Task to complete: Identify all lines of the data containing the string "sentences" and copy them.

(Data records)
::::

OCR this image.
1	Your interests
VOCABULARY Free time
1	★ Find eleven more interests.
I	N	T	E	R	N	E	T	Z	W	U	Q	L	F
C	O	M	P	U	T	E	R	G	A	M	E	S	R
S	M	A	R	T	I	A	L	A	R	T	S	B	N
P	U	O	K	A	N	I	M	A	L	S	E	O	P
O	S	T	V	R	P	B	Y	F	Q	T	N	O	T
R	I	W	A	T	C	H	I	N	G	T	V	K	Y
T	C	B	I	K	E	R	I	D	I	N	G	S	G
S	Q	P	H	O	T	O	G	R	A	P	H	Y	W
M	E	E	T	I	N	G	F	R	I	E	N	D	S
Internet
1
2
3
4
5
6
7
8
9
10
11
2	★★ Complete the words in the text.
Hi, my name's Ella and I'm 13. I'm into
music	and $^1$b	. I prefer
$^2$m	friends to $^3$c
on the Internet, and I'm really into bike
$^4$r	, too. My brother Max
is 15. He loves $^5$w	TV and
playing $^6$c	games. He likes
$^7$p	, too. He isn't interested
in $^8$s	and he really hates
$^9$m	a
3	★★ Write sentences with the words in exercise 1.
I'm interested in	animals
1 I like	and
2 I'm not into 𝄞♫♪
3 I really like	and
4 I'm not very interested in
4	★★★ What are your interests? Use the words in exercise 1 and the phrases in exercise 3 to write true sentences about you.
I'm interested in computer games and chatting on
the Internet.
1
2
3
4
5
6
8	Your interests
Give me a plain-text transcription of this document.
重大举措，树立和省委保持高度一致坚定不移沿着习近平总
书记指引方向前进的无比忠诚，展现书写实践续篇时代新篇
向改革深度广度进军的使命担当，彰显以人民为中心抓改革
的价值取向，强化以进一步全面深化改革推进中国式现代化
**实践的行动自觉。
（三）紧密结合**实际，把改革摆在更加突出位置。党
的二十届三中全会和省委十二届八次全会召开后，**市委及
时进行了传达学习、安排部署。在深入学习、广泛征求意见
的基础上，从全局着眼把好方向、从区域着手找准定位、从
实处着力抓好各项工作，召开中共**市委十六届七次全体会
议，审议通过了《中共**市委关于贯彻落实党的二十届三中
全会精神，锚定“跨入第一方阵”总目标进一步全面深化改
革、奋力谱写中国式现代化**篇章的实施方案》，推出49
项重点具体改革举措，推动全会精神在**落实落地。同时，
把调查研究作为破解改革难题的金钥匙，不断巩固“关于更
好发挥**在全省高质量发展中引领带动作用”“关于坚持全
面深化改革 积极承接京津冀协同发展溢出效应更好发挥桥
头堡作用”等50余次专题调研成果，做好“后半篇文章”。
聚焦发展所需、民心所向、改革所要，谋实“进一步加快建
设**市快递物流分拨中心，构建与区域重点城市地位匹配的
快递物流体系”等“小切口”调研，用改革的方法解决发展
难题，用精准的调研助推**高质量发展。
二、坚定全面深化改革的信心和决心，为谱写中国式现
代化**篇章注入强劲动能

::::

Solution below:
3	★★ Write sentences with the words in exercise 1.
4	★★★ What are your interests? Use the words in exercise 1 and the phrases in exercise 3 to write true sentences about you.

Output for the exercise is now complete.